In the data that follows, find the line containing "Type out the text in this image."; then quote that line and every line after it, exactly, through the last one.

## Begin RECORDS FOR PROCESSING

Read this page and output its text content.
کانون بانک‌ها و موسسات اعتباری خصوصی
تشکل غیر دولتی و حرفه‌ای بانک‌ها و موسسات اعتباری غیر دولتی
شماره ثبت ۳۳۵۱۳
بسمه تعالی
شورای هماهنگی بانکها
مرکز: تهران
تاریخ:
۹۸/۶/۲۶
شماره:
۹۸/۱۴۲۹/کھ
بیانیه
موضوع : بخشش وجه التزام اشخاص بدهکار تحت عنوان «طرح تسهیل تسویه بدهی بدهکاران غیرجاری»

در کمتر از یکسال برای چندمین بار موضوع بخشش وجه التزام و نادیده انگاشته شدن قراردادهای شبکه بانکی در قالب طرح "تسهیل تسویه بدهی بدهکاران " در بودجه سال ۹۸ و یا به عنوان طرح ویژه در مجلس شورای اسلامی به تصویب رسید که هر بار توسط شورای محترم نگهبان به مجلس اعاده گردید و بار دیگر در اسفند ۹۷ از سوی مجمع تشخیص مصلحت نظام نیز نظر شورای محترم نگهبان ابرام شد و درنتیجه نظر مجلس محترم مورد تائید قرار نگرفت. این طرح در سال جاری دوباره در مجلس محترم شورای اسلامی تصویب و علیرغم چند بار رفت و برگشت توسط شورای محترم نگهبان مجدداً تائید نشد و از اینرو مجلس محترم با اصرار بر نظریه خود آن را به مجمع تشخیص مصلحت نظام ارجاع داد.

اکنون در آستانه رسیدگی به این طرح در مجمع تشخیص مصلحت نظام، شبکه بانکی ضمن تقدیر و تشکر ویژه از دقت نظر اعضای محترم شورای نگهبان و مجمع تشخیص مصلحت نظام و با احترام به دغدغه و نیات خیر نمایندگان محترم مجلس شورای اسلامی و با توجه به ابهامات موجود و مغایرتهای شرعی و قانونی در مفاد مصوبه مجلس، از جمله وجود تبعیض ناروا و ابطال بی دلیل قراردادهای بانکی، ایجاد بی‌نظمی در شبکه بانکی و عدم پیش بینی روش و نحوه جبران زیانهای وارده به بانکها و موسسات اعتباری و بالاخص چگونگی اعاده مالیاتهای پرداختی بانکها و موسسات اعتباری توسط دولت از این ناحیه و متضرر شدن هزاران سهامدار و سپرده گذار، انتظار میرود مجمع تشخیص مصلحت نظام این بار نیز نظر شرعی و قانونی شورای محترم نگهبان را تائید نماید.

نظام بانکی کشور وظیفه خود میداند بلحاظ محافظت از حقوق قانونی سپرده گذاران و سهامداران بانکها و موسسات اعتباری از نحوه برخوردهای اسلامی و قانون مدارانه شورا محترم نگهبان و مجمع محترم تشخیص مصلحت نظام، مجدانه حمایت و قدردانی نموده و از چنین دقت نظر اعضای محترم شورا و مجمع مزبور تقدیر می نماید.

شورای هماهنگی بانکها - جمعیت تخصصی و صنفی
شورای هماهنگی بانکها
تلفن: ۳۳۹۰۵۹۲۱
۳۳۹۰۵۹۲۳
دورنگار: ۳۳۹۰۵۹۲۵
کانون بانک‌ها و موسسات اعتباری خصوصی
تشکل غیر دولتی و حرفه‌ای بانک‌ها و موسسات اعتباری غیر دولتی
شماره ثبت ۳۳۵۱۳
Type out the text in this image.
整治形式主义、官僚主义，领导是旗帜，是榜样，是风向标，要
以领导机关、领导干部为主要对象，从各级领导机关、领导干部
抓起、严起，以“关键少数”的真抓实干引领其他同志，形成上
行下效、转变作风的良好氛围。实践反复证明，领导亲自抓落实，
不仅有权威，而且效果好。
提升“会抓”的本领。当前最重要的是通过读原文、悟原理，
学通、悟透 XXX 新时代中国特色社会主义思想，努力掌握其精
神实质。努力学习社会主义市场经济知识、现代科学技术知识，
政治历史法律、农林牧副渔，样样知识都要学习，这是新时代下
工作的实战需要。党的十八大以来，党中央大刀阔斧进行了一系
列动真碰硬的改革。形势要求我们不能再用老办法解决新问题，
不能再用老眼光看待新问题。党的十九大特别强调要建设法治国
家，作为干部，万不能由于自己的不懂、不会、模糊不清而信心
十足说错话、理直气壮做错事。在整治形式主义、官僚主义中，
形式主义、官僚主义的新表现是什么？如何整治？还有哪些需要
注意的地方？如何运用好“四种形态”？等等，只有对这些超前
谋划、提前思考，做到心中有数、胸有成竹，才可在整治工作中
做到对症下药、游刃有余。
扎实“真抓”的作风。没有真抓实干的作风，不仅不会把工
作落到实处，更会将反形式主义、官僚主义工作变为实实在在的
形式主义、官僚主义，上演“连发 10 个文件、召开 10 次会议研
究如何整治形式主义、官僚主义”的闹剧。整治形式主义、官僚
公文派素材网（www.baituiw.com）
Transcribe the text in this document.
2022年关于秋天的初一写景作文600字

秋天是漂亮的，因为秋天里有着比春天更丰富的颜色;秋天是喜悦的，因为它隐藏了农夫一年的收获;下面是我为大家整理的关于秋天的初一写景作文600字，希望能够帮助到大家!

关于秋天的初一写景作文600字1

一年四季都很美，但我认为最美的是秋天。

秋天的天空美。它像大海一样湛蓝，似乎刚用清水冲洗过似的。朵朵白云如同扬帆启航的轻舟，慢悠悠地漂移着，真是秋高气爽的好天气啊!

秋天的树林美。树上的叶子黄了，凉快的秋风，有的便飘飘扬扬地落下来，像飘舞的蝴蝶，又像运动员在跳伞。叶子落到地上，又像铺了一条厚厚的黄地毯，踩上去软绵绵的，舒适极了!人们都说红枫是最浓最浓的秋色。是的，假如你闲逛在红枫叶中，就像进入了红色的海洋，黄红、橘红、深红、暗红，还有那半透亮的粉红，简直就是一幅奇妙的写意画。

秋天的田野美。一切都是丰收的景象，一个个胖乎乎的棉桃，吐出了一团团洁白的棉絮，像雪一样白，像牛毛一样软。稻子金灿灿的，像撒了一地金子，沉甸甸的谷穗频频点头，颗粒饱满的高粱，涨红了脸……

## End RECORDS FOR PROCESSING

EXERCISE OUTPUT:
Type out the text in this image.
整治形式主义、官僚主义，领导是旗帜，是榜样，是风向标，要
以领导机关、领导干部为主要对象，从各级领导机关、领导干部
抓起、严起，以“关键少数”的真抓实干引领其他同志，形成上
行下效、转变作风的良好氛围。实践反复证明，领导亲自抓落实，
不仅有权威，而且效果好。
提升“会抓”的本领。当前最重要的是通过读原文、悟原理，
学通、悟透 XXX 新时代中国特色社会主义思想，努力掌握其精
神实质。努力学习社会主义市场经济知识、现代科学技术知识，
政治历史法律、农林牧副渔，样样知识都要学习，这是新时代下
工作的实战需要。党的十八大以来，党中央大刀阔斧进行了一系
列动真碰硬的改革。形势要求我们不能再用老办法解决新问题，
不能再用老眼光看待新问题。党的十九大特别强调要建设法治国
家，作为干部，万不能由于自己的不懂、不会、模糊不清而信心
十足说错话、理直气壮做错事。在整治形式主义、官僚主义中，
形式主义、官僚主义的新表现是什么？如何整治？还有哪些需要
注意的地方？如何运用好“四种形态”？等等，只有对这些超前
谋划、提前思考，做到心中有数、胸有成竹，才可在整治工作中
做到对症下药、游刃有余。
扎实“真抓”的作风。没有真抓实干的作风，不仅不会把工
作落到实处，更会将反形式主义、官僚主义工作变为实实在在的
形式主义、官僚主义，上演“连发 10 个文件、召开 10 次会议研
究如何整治形式主义、官僚主义”的闹剧。整治形式主义、官僚
公文派素材网（www.baituiw.com）
Transcribe the text in this document.
2022年关于秋天的初一写景作文600字

秋天是漂亮的，因为秋天里有着比春天更丰富的颜色;秋天是喜悦的，因为它隐藏了农夫一年的收获;下面是我为大家整理的关于秋天的初一写景作文600字，希望能够帮助到大家!

关于秋天的初一写景作文600字1

一年四季都很美，但我认为最美的是秋天。

秋天的天空美。它像大海一样湛蓝，似乎刚用清水冲洗过似的。朵朵白云如同扬帆启航的轻舟，慢悠悠地漂移着，真是秋高气爽的好天气啊!

秋天的树林美。树上的叶子黄了，凉快的秋风，有的便飘飘扬扬地落下来，像飘舞的蝴蝶，又像运动员在跳伞。叶子落到地上，又像铺了一条厚厚的黄地毯，踩上去软绵绵的，舒适极了!人们都说红枫是最浓最浓的秋色。是的，假如你闲逛在红枫叶中，就像进入了红色的海洋，黄红、橘红、深红、暗红，还有那半透亮的粉红，简直就是一幅奇妙的写意画。

秋天的田野美。一切都是丰收的景象，一个个胖乎乎的棉桃，吐出了一团团洁白的棉絮，像雪一样白，像牛毛一样软。稻子金灿灿的，像撒了一地金子，沉甸甸的谷穗频频点头，颗粒饱满的高粱，涨红了脸……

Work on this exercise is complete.